EXERCISE DIRECTIONS:
Lift out all lines below that contain "Occupied".

[BEGIN]

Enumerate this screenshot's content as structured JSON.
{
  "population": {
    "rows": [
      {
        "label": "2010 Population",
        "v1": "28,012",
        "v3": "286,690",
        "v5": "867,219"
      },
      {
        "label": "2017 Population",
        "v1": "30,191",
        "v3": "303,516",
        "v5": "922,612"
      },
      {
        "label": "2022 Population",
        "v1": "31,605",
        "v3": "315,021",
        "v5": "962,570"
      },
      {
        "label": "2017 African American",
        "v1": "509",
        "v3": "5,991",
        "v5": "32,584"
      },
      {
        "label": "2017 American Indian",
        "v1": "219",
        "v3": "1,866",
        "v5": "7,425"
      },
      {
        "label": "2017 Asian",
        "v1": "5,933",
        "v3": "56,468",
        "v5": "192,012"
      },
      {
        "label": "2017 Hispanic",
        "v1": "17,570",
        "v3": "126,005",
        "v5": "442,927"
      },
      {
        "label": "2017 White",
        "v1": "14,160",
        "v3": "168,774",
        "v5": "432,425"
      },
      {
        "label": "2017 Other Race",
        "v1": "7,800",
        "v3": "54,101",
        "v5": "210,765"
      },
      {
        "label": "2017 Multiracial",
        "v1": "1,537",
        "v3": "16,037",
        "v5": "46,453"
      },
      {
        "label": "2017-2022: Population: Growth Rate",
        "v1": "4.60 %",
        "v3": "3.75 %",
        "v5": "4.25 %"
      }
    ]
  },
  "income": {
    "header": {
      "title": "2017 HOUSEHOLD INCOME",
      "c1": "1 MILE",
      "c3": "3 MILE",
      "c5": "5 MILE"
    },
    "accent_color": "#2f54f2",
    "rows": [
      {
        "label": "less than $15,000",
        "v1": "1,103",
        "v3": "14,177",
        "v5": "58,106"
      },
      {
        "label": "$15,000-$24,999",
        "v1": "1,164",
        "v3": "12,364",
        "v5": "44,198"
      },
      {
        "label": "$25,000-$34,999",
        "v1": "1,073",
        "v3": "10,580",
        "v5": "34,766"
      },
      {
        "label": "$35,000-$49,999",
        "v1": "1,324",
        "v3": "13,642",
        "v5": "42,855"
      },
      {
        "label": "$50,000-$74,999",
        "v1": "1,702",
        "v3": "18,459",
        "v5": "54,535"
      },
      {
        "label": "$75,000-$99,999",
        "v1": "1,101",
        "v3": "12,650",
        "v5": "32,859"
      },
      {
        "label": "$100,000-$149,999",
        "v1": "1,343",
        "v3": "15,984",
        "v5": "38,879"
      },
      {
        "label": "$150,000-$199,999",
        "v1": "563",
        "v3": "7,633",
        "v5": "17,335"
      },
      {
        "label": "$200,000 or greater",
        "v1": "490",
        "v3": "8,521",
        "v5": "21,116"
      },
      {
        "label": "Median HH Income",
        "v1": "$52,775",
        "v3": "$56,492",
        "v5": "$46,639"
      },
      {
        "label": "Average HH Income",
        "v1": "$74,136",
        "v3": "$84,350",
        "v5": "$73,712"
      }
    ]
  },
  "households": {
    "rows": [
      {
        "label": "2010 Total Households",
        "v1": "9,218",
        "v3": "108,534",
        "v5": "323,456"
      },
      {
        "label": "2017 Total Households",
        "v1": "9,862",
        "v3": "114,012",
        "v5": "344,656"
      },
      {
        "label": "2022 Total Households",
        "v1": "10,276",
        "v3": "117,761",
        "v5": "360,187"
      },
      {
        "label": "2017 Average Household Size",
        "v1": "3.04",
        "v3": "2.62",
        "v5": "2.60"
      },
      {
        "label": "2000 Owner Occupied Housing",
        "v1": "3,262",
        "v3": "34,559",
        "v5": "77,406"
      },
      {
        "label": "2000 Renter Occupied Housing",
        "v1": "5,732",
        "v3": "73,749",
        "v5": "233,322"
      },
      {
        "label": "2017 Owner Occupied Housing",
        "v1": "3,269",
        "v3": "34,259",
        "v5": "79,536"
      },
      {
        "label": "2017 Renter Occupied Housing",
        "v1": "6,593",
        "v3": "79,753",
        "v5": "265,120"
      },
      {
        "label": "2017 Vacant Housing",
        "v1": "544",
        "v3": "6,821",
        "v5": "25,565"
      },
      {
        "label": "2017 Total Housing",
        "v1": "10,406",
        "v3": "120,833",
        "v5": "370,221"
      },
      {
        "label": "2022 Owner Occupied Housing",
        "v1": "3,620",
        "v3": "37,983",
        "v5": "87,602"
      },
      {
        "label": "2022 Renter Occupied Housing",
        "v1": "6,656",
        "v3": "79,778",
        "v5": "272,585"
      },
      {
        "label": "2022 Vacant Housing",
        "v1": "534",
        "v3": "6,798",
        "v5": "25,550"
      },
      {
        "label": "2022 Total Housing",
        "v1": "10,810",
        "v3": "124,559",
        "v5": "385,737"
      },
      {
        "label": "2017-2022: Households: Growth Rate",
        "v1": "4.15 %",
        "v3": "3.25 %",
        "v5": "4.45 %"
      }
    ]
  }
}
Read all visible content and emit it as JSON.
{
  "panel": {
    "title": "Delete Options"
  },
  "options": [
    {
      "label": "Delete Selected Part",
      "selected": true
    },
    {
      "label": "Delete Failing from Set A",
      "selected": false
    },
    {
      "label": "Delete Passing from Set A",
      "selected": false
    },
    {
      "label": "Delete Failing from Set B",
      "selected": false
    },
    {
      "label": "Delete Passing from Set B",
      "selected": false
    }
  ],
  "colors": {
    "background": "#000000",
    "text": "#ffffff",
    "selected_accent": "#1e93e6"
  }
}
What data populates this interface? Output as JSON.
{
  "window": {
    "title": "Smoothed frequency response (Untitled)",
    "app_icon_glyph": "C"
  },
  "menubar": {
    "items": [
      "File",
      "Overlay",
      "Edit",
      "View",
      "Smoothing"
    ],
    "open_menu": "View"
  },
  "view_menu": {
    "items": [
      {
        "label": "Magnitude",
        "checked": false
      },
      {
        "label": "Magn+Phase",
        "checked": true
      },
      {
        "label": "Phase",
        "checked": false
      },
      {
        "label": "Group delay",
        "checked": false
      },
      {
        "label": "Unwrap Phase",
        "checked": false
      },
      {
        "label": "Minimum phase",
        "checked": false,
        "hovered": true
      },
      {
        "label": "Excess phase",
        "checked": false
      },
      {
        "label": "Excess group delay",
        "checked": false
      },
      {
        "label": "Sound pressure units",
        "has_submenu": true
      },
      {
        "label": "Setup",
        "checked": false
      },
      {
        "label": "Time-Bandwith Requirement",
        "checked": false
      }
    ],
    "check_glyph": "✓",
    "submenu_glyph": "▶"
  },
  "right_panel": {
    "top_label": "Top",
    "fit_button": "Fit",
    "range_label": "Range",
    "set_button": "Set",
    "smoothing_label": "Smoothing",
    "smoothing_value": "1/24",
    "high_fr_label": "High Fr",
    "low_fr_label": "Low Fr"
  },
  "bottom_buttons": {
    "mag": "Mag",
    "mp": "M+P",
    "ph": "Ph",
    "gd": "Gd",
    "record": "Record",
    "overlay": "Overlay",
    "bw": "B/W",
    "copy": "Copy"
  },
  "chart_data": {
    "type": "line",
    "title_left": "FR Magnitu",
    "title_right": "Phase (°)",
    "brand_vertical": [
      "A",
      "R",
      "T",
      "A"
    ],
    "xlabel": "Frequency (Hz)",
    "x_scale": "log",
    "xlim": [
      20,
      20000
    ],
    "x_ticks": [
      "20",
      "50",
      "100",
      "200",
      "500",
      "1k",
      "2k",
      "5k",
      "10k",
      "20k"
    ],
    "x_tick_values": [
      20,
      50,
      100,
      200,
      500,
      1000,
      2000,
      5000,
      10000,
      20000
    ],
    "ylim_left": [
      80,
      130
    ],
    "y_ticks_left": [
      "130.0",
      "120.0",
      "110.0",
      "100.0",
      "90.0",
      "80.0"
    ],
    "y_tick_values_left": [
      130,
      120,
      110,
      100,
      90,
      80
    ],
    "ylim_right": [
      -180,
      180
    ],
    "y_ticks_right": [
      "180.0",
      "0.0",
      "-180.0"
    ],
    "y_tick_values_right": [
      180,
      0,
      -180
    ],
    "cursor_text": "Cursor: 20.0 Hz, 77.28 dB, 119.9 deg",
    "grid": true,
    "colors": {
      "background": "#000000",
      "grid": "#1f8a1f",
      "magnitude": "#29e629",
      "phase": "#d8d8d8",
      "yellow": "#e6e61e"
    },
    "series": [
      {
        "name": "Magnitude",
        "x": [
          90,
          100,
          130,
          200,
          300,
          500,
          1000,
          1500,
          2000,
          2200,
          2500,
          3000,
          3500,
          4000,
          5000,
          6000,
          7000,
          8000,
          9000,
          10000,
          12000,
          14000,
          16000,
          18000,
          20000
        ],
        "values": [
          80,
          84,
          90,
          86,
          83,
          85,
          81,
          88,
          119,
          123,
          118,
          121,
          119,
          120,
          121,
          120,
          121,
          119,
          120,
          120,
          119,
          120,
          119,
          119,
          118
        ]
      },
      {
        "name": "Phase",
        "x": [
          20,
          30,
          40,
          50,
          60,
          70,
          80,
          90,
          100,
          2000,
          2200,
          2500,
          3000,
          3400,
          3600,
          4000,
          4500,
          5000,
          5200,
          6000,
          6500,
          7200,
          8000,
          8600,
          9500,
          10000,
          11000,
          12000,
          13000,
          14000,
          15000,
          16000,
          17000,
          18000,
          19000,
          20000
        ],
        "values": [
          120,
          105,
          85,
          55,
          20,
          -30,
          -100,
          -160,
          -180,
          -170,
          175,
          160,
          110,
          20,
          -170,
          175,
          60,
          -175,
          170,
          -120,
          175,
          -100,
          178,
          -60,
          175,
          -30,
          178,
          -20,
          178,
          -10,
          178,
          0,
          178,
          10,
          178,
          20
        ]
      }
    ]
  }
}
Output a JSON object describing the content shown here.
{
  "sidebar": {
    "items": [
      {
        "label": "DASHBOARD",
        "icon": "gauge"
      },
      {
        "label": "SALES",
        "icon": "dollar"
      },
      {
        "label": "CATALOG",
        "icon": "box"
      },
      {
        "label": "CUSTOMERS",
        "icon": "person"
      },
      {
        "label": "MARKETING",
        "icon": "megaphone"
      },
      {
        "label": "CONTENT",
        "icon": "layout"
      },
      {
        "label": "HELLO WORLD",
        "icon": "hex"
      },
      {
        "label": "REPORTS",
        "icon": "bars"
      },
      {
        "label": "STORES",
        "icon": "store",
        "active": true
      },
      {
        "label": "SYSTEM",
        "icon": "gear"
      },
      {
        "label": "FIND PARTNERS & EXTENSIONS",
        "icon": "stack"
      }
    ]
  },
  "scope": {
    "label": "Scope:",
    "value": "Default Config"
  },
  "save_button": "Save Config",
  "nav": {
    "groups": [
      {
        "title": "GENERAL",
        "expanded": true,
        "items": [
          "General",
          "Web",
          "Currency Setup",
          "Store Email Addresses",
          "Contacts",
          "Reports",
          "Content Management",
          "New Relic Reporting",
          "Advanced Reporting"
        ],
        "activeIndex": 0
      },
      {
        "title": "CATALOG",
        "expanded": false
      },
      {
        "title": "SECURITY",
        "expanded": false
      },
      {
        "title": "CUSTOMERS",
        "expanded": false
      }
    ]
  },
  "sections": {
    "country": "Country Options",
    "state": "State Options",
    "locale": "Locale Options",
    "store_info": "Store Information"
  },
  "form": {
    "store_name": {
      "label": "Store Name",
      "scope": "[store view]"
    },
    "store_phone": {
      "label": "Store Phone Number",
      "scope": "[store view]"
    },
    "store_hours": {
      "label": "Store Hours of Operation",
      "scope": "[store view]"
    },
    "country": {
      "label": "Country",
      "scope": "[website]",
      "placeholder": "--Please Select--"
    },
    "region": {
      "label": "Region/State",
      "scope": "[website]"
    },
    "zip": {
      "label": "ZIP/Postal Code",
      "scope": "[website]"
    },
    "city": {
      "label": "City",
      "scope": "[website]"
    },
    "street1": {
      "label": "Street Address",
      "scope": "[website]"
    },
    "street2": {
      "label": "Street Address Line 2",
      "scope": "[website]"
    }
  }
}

[END]

THE RESULT:
        "label": "2000 Owner Occupied Housing",
        "label": "2000 Renter Occupied Housing",
        "label": "2017 Owner Occupied Housing",
        "label": "2017 Renter Occupied Housing",
        "label": "2022 Owner Occupied Housing",
        "label": "2022 Renter Occupied Housing",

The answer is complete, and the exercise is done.